--- Start RAW RECORDS ---
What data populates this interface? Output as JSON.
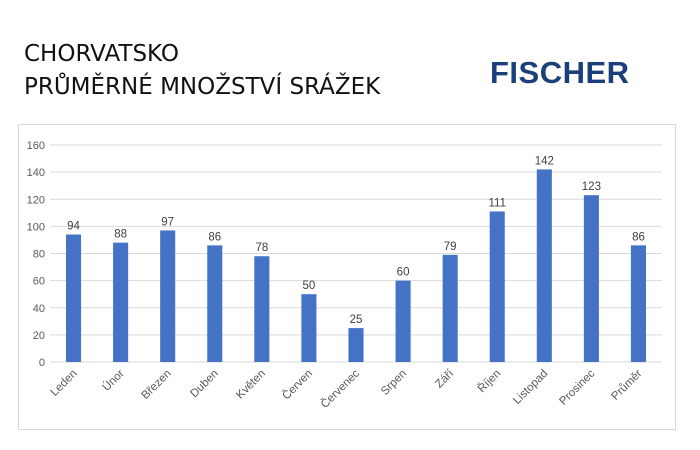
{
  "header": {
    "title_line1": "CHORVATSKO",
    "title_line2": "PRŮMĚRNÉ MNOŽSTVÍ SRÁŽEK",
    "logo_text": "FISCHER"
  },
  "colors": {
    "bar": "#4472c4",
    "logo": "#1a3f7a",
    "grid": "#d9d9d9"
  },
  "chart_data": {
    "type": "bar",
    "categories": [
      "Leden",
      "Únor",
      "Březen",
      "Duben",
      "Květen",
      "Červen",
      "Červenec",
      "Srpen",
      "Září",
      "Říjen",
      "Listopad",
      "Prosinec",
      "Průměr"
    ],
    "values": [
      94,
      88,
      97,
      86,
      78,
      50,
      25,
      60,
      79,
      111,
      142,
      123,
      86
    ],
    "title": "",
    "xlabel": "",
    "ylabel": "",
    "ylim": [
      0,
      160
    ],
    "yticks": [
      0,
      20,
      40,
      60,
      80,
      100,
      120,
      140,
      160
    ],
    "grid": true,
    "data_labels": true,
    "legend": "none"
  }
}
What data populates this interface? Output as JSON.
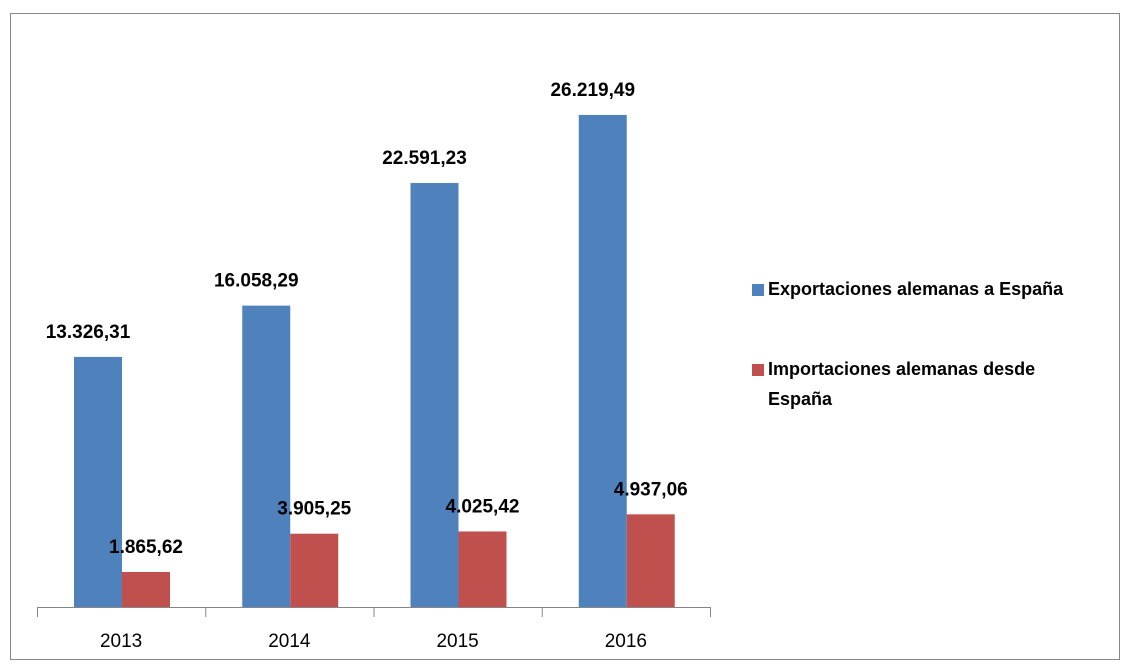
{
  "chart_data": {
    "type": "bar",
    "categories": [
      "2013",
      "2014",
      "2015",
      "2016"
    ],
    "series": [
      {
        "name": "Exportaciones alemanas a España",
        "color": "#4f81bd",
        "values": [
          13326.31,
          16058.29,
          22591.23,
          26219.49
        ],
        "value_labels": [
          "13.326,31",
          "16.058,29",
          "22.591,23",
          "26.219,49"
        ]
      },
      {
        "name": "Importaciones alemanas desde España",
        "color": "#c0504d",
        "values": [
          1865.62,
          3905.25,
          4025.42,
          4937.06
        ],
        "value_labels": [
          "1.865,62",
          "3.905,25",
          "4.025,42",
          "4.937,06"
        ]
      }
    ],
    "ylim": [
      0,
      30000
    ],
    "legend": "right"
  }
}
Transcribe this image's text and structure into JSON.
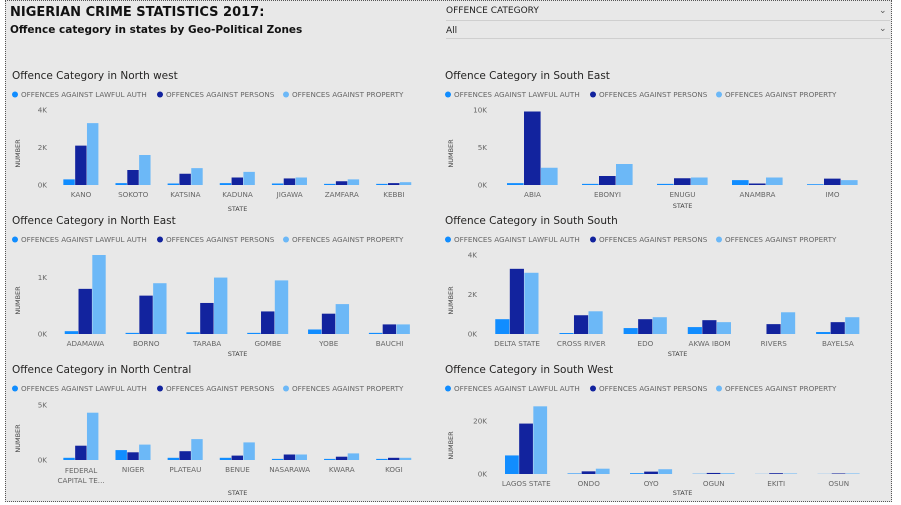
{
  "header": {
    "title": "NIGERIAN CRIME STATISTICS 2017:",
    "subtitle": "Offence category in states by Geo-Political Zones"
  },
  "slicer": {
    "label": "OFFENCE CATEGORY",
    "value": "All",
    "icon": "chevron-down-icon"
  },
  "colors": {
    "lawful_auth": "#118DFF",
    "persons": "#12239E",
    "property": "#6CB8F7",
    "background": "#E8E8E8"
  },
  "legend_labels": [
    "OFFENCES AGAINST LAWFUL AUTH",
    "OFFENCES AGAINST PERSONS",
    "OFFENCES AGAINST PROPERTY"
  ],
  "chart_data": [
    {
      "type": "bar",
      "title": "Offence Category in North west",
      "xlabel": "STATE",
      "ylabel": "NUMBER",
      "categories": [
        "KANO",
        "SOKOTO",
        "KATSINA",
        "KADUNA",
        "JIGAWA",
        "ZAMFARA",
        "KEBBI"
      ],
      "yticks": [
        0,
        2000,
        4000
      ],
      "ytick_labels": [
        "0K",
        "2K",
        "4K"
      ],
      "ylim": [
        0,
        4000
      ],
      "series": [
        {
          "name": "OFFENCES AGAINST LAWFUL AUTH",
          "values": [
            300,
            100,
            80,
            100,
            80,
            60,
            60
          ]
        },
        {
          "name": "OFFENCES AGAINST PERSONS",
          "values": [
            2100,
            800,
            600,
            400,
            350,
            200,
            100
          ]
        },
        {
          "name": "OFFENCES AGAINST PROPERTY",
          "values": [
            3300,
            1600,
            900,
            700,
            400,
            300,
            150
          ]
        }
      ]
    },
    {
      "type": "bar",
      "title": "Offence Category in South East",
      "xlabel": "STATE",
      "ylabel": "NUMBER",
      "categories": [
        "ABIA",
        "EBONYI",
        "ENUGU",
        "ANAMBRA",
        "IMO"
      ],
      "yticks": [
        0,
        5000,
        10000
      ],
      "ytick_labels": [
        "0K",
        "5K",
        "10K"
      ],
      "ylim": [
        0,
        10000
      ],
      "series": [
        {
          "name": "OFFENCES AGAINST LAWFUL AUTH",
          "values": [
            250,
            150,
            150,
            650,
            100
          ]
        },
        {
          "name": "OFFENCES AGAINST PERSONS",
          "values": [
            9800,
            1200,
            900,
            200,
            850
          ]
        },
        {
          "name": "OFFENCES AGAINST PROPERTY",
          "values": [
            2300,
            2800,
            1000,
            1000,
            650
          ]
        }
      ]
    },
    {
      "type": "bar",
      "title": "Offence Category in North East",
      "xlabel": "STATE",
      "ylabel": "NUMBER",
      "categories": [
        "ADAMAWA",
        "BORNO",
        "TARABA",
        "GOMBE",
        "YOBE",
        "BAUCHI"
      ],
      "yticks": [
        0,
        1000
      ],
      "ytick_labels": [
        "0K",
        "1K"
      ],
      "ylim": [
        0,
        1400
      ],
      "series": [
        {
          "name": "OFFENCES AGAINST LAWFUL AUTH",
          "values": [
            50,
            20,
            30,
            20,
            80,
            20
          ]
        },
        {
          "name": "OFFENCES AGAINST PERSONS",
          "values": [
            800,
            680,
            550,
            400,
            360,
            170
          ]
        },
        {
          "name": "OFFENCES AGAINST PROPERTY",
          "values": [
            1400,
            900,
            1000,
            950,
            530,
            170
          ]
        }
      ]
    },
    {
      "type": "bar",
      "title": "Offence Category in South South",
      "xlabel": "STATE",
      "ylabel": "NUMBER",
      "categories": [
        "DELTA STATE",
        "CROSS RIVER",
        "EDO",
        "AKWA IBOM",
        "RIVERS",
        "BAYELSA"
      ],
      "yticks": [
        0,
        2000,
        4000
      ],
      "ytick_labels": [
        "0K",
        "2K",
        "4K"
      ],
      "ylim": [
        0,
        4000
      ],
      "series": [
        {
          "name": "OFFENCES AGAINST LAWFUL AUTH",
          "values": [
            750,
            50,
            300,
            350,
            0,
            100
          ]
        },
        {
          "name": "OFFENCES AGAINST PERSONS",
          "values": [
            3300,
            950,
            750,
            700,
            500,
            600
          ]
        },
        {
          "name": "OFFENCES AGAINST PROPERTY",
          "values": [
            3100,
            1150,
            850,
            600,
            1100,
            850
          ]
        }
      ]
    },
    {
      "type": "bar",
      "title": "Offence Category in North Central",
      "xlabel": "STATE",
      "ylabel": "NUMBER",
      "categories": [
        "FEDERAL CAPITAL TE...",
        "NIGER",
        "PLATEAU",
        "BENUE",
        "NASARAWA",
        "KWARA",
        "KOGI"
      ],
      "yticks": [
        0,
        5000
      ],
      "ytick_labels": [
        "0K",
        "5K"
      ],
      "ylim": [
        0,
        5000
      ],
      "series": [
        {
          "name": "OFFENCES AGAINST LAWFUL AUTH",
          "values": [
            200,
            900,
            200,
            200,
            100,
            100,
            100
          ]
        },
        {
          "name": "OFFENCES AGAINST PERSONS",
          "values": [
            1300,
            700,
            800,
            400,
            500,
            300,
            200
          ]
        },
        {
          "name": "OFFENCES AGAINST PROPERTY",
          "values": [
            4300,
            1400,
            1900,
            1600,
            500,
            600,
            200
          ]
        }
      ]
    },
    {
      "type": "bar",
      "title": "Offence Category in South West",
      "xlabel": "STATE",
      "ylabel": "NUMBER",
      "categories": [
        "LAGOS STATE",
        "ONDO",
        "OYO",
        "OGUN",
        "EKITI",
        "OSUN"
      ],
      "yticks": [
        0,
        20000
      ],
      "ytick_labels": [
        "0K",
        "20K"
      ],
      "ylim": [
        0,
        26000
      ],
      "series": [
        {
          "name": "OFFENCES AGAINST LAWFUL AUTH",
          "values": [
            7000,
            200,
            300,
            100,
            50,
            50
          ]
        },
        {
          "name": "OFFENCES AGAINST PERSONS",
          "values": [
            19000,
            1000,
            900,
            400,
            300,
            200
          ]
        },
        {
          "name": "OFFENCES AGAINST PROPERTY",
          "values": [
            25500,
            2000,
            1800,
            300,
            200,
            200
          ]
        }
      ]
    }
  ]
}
--- End RAW RECORDS ---
_WHAT IS NEEDED:_ Go through the material above and copy each line that has the word "North".

_EXERCISE RESULT:_
      "title": "Offence Category in North west",
      "title": "Offence Category in North East",
      "title": "Offence Category in North Central",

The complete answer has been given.